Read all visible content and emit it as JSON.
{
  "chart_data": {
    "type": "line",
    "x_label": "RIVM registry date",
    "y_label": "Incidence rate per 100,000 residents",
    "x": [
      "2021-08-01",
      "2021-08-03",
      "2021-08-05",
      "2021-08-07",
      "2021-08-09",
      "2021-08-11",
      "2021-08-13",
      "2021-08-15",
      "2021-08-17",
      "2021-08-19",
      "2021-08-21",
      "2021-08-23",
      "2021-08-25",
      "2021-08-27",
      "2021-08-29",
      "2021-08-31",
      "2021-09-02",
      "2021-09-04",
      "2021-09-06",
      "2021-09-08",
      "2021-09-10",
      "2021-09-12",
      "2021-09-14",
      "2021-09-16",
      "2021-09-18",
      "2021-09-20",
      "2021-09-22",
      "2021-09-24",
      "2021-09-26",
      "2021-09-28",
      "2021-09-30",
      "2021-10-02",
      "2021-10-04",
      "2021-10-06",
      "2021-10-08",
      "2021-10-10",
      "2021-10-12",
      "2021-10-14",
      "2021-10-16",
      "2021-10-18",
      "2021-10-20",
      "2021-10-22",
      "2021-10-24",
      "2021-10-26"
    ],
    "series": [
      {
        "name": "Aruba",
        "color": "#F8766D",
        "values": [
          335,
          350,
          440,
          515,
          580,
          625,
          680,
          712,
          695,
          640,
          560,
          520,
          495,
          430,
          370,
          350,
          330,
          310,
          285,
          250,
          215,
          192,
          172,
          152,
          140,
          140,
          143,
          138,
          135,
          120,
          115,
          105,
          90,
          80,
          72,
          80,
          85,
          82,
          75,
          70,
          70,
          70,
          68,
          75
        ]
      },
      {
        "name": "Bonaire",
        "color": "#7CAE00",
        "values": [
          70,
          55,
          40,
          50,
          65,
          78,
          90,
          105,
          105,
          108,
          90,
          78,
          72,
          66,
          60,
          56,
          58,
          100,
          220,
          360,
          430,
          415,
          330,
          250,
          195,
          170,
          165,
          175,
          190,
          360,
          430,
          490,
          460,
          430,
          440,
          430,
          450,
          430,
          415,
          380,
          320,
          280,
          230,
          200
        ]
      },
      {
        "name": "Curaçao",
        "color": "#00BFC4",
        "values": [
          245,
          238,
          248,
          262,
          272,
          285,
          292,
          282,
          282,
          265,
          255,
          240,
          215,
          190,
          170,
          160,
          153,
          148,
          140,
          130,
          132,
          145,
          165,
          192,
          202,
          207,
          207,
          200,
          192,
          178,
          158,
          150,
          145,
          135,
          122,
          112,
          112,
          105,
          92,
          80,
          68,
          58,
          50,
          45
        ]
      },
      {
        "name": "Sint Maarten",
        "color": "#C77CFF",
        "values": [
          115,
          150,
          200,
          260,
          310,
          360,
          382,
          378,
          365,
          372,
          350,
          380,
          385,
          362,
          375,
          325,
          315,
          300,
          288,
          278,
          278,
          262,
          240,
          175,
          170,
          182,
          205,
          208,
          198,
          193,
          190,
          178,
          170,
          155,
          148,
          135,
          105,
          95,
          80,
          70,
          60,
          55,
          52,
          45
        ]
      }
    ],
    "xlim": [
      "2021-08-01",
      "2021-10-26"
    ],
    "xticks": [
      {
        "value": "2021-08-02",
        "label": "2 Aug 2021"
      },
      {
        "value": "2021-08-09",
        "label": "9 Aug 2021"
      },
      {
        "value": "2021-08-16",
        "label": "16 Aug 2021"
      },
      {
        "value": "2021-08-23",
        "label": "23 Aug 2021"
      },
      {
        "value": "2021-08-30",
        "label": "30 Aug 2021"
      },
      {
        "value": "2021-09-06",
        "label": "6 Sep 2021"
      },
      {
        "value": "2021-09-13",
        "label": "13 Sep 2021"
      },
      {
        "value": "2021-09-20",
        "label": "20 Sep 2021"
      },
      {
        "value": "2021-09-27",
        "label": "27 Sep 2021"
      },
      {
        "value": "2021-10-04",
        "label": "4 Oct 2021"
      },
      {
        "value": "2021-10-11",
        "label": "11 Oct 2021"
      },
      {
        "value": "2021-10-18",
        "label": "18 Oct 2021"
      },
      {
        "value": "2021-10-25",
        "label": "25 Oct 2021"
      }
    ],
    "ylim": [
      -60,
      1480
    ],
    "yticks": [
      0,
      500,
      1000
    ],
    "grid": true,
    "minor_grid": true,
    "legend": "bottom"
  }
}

JOB — Write down every line of the data exactly as it appears above.

COMPLETE RESPONSE —
Read all visible content and emit it as JSON.
{
  "chart_data": {
    "type": "line",
    "x_label": "RIVM registry date",
    "y_label": "Incidence rate per 100,000 residents",
    "x": [
      "2021-08-01",
      "2021-08-03",
      "2021-08-05",
      "2021-08-07",
      "2021-08-09",
      "2021-08-11",
      "2021-08-13",
      "2021-08-15",
      "2021-08-17",
      "2021-08-19",
      "2021-08-21",
      "2021-08-23",
      "2021-08-25",
      "2021-08-27",
      "2021-08-29",
      "2021-08-31",
      "2021-09-02",
      "2021-09-04",
      "2021-09-06",
      "2021-09-08",
      "2021-09-10",
      "2021-09-12",
      "2021-09-14",
      "2021-09-16",
      "2021-09-18",
      "2021-09-20",
      "2021-09-22",
      "2021-09-24",
      "2021-09-26",
      "2021-09-28",
      "2021-09-30",
      "2021-10-02",
      "2021-10-04",
      "2021-10-06",
      "2021-10-08",
      "2021-10-10",
      "2021-10-12",
      "2021-10-14",
      "2021-10-16",
      "2021-10-18",
      "2021-10-20",
      "2021-10-22",
      "2021-10-24",
      "2021-10-26"
    ],
    "series": [
      {
        "name": "Aruba",
        "color": "#F8766D",
        "values": [
          335,
          350,
          440,
          515,
          580,
          625,
          680,
          712,
          695,
          640,
          560,
          520,
          495,
          430,
          370,
          350,
          330,
          310,
          285,
          250,
          215,
          192,
          172,
          152,
          140,
          140,
          143,
          138,
          135,
          120,
          115,
          105,
          90,
          80,
          72,
          80,
          85,
          82,
          75,
          70,
          70,
          70,
          68,
          75
        ]
      },
      {
        "name": "Bonaire",
        "color": "#7CAE00",
        "values": [
          70,
          55,
          40,
          50,
          65,
          78,
          90,
          105,
          105,
          108,
          90,
          78,
          72,
          66,
          60,
          56,
          58,
          100,
          220,
          360,
          430,
          415,
          330,
          250,
          195,
          170,
          165,
          175,
          190,
          360,
          430,
          490,
          460,
          430,
          440,
          430,
          450,
          430,
          415,
          380,
          320,
          280,
          230,
          200
        ]
      },
      {
        "name": "Curaçao",
        "color": "#00BFC4",
        "values": [
          245,
          238,
          248,
          262,
          272,
          285,
          292,
          282,
          282,
          265,
          255,
          240,
          215,
          190,
          170,
          160,
          153,
          148,
          140,
          130,
          132,
          145,
          165,
          192,
          202,
          207,
          207,
          200,
          192,
          178,
          158,
          150,
          145,
          135,
          122,
          112,
          112,
          105,
          92,
          80,
          68,
          58,
          50,
          45
        ]
      },
      {
        "name": "Sint Maarten",
        "color": "#C77CFF",
        "values": [
          115,
          150,
          200,
          260,
          310,
          360,
          382,
          378,
          365,
          372,
          350,
          380,
          385,
          362,
          375,
          325,
          315,
          300,
          288,
          278,
          278,
          262,
          240,
          175,
          170,
          182,
          205,
          208,
          198,
          193,
          190,
          178,
          170,
          155,
          148,
          135,
          105,
          95,
          80,
          70,
          60,
          55,
          52,
          45
        ]
      }
    ],
    "xlim": [
      "2021-08-01",
      "2021-10-26"
    ],
    "xticks": [
      {
        "value": "2021-08-02",
        "label": "2 Aug 2021"
      },
      {
        "value": "2021-08-09",
        "label": "9 Aug 2021"
      },
      {
        "value": "2021-08-16",
        "label": "16 Aug 2021"
      },
      {
        "value": "2021-08-23",
        "label": "23 Aug 2021"
      },
      {
        "value": "2021-08-30",
        "label": "30 Aug 2021"
      },
      {
        "value": "2021-09-06",
        "label": "6 Sep 2021"
      },
      {
        "value": "2021-09-13",
        "label": "13 Sep 2021"
      },
      {
        "value": "2021-09-20",
        "label": "20 Sep 2021"
      },
      {
        "value": "2021-09-27",
        "label": "27 Sep 2021"
      },
      {
        "value": "2021-10-04",
        "label": "4 Oct 2021"
      },
      {
        "value": "2021-10-11",
        "label": "11 Oct 2021"
      },
      {
        "value": "2021-10-18",
        "label": "18 Oct 2021"
      },
      {
        "value": "2021-10-25",
        "label": "25 Oct 2021"
      }
    ],
    "ylim": [
      -60,
      1480
    ],
    "yticks": [
      0,
      500,
      1000
    ],
    "grid": true,
    "minor_grid": true,
    "legend": "bottom"
  }
}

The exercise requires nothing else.